# PROBLEM STATEMENT
Each line below should be quoted exactly, please.

# LISTED RECORDS
· · · · · · ·
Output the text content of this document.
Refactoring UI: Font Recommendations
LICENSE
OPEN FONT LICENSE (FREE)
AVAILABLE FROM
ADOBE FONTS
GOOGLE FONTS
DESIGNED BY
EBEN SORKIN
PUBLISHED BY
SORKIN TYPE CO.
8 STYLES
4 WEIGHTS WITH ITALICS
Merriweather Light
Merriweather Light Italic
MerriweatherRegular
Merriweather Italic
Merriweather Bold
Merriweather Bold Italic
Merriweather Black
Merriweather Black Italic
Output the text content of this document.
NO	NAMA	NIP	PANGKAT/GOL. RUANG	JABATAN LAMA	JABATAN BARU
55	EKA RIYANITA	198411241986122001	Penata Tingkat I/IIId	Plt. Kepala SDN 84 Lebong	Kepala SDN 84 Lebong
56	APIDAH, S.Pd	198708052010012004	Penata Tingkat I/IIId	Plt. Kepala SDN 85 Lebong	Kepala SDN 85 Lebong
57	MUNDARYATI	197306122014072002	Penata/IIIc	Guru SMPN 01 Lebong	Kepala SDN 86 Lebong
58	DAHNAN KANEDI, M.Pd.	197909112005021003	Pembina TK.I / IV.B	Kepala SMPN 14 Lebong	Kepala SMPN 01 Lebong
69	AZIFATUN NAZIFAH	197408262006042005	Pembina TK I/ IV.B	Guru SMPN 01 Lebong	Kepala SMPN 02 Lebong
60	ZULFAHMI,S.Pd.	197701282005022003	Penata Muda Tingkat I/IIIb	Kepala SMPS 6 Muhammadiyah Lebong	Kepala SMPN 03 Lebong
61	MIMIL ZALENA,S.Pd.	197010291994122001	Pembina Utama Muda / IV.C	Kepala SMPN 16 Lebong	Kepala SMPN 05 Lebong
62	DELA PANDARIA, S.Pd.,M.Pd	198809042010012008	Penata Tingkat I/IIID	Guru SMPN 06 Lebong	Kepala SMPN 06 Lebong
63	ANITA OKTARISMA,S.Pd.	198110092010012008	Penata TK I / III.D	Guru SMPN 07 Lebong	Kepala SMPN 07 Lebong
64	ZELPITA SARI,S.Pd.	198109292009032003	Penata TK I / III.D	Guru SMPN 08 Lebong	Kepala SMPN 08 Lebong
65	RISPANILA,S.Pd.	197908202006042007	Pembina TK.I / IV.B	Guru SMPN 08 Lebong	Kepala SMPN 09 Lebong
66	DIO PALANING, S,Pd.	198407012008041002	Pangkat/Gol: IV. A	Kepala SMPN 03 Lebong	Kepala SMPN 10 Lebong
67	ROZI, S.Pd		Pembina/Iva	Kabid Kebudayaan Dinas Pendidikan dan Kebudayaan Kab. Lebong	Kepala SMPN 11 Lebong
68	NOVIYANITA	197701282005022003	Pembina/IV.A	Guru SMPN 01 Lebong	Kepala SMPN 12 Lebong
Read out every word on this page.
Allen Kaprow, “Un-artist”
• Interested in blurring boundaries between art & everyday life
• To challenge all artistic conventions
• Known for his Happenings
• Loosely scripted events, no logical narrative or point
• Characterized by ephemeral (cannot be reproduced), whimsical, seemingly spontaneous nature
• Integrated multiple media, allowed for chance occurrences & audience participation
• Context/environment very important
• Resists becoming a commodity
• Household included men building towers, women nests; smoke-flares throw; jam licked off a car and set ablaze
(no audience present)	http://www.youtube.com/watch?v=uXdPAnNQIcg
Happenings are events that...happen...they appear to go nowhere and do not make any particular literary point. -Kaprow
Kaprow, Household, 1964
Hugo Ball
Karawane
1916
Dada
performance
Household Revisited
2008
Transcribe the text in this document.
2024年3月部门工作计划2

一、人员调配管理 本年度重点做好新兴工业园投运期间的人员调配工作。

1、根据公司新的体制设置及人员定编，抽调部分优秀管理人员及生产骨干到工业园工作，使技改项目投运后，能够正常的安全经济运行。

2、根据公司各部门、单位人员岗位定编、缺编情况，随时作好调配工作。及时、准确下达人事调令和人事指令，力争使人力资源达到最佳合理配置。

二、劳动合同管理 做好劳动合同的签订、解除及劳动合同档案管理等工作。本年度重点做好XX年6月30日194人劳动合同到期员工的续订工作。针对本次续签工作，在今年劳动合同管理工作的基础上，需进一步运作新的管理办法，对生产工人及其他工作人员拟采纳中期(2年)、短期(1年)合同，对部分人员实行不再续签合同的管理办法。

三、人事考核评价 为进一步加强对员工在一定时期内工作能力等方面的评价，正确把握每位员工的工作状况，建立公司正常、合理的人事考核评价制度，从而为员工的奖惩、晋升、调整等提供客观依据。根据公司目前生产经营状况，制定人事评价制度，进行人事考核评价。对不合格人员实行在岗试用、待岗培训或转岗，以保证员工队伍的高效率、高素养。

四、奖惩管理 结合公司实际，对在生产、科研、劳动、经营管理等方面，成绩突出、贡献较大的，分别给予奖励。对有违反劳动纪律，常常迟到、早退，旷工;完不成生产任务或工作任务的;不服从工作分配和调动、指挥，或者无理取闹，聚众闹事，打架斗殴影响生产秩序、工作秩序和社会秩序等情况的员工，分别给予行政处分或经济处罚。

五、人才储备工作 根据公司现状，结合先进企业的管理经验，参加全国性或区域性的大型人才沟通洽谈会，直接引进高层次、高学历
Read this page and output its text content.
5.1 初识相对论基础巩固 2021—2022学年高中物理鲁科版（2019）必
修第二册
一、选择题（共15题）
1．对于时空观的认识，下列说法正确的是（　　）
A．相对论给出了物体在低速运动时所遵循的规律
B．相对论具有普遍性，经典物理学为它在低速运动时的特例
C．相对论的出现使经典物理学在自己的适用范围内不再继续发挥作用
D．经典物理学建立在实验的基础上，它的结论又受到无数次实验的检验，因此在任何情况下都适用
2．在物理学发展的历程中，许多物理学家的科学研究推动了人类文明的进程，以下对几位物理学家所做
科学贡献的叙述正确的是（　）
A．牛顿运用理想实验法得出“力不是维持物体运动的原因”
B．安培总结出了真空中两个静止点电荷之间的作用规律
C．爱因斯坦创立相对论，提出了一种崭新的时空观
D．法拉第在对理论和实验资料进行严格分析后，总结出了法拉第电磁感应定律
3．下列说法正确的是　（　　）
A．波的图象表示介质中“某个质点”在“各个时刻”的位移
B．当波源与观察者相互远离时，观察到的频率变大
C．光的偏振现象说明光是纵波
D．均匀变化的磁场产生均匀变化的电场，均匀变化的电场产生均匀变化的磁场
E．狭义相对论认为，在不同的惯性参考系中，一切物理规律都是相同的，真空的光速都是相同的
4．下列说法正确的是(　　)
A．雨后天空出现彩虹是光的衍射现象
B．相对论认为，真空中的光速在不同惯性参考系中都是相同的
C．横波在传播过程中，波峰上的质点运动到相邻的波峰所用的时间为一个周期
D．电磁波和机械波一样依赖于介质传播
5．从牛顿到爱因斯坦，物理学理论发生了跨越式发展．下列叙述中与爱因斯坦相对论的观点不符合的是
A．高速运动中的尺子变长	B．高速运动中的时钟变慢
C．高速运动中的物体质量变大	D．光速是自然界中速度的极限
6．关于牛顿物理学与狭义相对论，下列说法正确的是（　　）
· · · · · · ·
# EXERCISE RESPONSE
Output the text content of this document.
Refactoring UI: Font Recommendations
LICENSE
OPEN FONT LICENSE (FREE)
AVAILABLE FROM
ADOBE FONTS
GOOGLE FONTS
DESIGNED BY
EBEN SORKIN
PUBLISHED BY
SORKIN TYPE CO.
8 STYLES
4 WEIGHTS WITH ITALICS
Merriweather Light
Merriweather Light Italic
MerriweatherRegular
Merriweather Italic
Merriweather Bold
Merriweather Bold Italic
Merriweather Black
Merriweather Black Italic
Output the text content of this document.
NO	NAMA	NIP	PANGKAT/GOL. RUANG	JABATAN LAMA	JABATAN BARU
55	EKA RIYANITA	198411241986122001	Penata Tingkat I/IIId	Plt. Kepala SDN 84 Lebong	Kepala SDN 84 Lebong
56	APIDAH, S.Pd	198708052010012004	Penata Tingkat I/IIId	Plt. Kepala SDN 85 Lebong	Kepala SDN 85 Lebong
57	MUNDARYATI	197306122014072002	Penata/IIIc	Guru SMPN 01 Lebong	Kepala SDN 86 Lebong
58	DAHNAN KANEDI, M.Pd.	197909112005021003	Pembina TK.I / IV.B	Kepala SMPN 14 Lebong	Kepala SMPN 01 Lebong
69	AZIFATUN NAZIFAH	197408262006042005	Pembina TK I/ IV.B	Guru SMPN 01 Lebong	Kepala SMPN 02 Lebong
60	ZULFAHMI,S.Pd.	197701282005022003	Penata Muda Tingkat I/IIIb	Kepala SMPS 6 Muhammadiyah Lebong	Kepala SMPN 03 Lebong
61	MIMIL ZALENA,S.Pd.	197010291994122001	Pembina Utama Muda / IV.C	Kepala SMPN 16 Lebong	Kepala SMPN 05 Lebong
62	DELA PANDARIA, S.Pd.,M.Pd	198809042010012008	Penata Tingkat I/IIID	Guru SMPN 06 Lebong	Kepala SMPN 06 Lebong
63	ANITA OKTARISMA,S.Pd.	198110092010012008	Penata TK I / III.D	Guru SMPN 07 Lebong	Kepala SMPN 07 Lebong
64	ZELPITA SARI,S.Pd.	198109292009032003	Penata TK I / III.D	Guru SMPN 08 Lebong	Kepala SMPN 08 Lebong
65	RISPANILA,S.Pd.	197908202006042007	Pembina TK.I / IV.B	Guru SMPN 08 Lebong	Kepala SMPN 09 Lebong
66	DIO PALANING, S,Pd.	198407012008041002	Pangkat/Gol: IV. A	Kepala SMPN 03 Lebong	Kepala SMPN 10 Lebong
67	ROZI, S.Pd		Pembina/Iva	Kabid Kebudayaan Dinas Pendidikan dan Kebudayaan Kab. Lebong	Kepala SMPN 11 Lebong
68	NOVIYANITA	197701282005022003	Pembina/IV.A	Guru SMPN 01 Lebong	Kepala SMPN 12 Lebong
Read out every word on this page.
Allen Kaprow, “Un-artist”
• Interested in blurring boundaries between art & everyday life
• To challenge all artistic conventions
• Known for his Happenings
• Loosely scripted events, no logical narrative or point
• Characterized by ephemeral (cannot be reproduced), whimsical, seemingly spontaneous nature
• Integrated multiple media, allowed for chance occurrences & audience participation
• Context/environment very important
• Resists becoming a commodity
• Household included men building towers, women nests; smoke-flares throw; jam licked off a car and set ablaze
(no audience present)	http://www.youtube.com/watch?v=uXdPAnNQIcg
Happenings are events that...happen...they appear to go nowhere and do not make any particular literary point. -Kaprow
Kaprow, Household, 1964
Hugo Ball
Karawane
1916
Dada
performance
Household Revisited
2008
Transcribe the text in this document.
2024年3月部门工作计划2

一、人员调配管理 本年度重点做好新兴工业园投运期间的人员调配工作。

1、根据公司新的体制设置及人员定编，抽调部分优秀管理人员及生产骨干到工业园工作，使技改项目投运后，能够正常的安全经济运行。

2、根据公司各部门、单位人员岗位定编、缺编情况，随时作好调配工作。及时、准确下达人事调令和人事指令，力争使人力资源达到最佳合理配置。

二、劳动合同管理 做好劳动合同的签订、解除及劳动合同档案管理等工作。本年度重点做好XX年6月30日194人劳动合同到期员工的续订工作。针对本次续签工作，在今年劳动合同管理工作的基础上，需进一步运作新的管理办法，对生产工人及其他工作人员拟采纳中期(2年)、短期(1年)合同，对部分人员实行不再续签合同的管理办法。

三、人事考核评价 为进一步加强对员工在一定时期内工作能力等方面的评价，正确把握每位员工的工作状况，建立公司正常、合理的人事考核评价制度，从而为员工的奖惩、晋升、调整等提供客观依据。根据公司目前生产经营状况，制定人事评价制度，进行人事考核评价。对不合格人员实行在岗试用、待岗培训或转岗，以保证员工队伍的高效率、高素养。

四、奖惩管理 结合公司实际，对在生产、科研、劳动、经营管理等方面，成绩突出、贡献较大的，分别给予奖励。对有违反劳动纪律，常常迟到、早退，旷工;完不成生产任务或工作任务的;不服从工作分配和调动、指挥，或者无理取闹，聚众闹事，打架斗殴影响生产秩序、工作秩序和社会秩序等情况的员工，分别给予行政处分或经济处罚。

五、人才储备工作 根据公司现状，结合先进企业的管理经验，参加全国性或区域性的大型人才沟通洽谈会，直接引进高层次、高学历
Read this page and output its text content.
5.1 初识相对论基础巩固 2021—2022学年高中物理鲁科版（2019）必
修第二册
一、选择题（共15题）
1．对于时空观的认识，下列说法正确的是（　　）
A．相对论给出了物体在低速运动时所遵循的规律
B．相对论具有普遍性，经典物理学为它在低速运动时的特例
C．相对论的出现使经典物理学在自己的适用范围内不再继续发挥作用
D．经典物理学建立在实验的基础上，它的结论又受到无数次实验的检验，因此在任何情况下都适用
2．在物理学发展的历程中，许多物理学家的科学研究推动了人类文明的进程，以下对几位物理学家所做
科学贡献的叙述正确的是（　）
A．牛顿运用理想实验法得出“力不是维持物体运动的原因”
B．安培总结出了真空中两个静止点电荷之间的作用规律
C．爱因斯坦创立相对论，提出了一种崭新的时空观
D．法拉第在对理论和实验资料进行严格分析后，总结出了法拉第电磁感应定律
3．下列说法正确的是　（　　）
A．波的图象表示介质中“某个质点”在“各个时刻”的位移
B．当波源与观察者相互远离时，观察到的频率变大
C．光的偏振现象说明光是纵波
D．均匀变化的磁场产生均匀变化的电场，均匀变化的电场产生均匀变化的磁场
E．狭义相对论认为，在不同的惯性参考系中，一切物理规律都是相同的，真空的光速都是相同的
4．下列说法正确的是(　　)
A．雨后天空出现彩虹是光的衍射现象
B．相对论认为，真空中的光速在不同惯性参考系中都是相同的
C．横波在传播过程中，波峰上的质点运动到相邻的波峰所用的时间为一个周期
D．电磁波和机械波一样依赖于介质传播
5．从牛顿到爱因斯坦，物理学理论发生了跨越式发展．下列叙述中与爱因斯坦相对论的观点不符合的是
A．高速运动中的尺子变长	B．高速运动中的时钟变慢
C．高速运动中的物体质量变大	D．光速是自然界中速度的极限
6．关于牛顿物理学与狭义相对论，下列说法正确的是（　　）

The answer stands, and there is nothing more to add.